--- Task prompt ---
Give the number of lines in this listing that contain "name", with no other words.

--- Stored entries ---
━━━━

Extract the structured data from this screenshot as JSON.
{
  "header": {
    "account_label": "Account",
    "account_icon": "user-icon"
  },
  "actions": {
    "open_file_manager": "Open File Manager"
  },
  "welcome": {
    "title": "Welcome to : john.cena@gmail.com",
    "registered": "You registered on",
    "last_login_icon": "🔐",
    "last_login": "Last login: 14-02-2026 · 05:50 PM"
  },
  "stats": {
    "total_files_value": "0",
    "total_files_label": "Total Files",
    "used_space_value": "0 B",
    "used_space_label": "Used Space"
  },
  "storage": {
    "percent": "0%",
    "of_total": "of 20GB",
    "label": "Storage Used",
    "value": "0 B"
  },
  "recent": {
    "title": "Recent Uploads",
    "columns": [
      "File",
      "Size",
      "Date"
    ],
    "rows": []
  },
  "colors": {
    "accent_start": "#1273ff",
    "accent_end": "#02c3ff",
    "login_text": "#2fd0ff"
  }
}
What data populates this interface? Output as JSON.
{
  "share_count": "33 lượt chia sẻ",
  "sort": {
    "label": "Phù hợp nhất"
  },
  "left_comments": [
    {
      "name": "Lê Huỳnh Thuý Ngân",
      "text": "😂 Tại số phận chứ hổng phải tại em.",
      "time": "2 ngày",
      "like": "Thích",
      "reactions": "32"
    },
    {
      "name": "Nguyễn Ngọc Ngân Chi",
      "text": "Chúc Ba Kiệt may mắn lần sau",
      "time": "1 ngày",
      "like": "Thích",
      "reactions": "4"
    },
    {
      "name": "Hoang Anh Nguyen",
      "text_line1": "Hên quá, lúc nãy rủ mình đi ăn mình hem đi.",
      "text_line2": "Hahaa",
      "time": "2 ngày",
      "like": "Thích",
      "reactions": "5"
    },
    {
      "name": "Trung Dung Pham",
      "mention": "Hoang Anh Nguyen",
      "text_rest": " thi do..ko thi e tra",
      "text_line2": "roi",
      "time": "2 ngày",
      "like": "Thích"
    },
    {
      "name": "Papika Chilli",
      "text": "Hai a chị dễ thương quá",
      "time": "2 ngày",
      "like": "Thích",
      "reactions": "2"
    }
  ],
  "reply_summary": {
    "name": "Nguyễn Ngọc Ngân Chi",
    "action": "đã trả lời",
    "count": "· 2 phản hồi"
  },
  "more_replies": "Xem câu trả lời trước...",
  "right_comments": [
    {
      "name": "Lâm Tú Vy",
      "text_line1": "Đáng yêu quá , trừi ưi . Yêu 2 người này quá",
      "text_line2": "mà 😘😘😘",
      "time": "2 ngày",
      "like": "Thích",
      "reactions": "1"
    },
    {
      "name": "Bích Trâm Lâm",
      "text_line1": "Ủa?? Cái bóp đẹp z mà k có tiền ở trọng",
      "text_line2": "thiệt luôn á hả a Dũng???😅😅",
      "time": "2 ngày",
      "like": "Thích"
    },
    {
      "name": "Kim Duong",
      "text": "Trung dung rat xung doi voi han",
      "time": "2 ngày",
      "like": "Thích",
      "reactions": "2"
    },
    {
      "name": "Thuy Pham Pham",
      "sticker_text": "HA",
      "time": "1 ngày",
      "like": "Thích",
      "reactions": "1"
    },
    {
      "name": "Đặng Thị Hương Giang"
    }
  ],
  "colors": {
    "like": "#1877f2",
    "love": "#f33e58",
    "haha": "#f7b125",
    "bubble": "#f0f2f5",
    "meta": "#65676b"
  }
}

━━━━

--- Solution for this task ---
11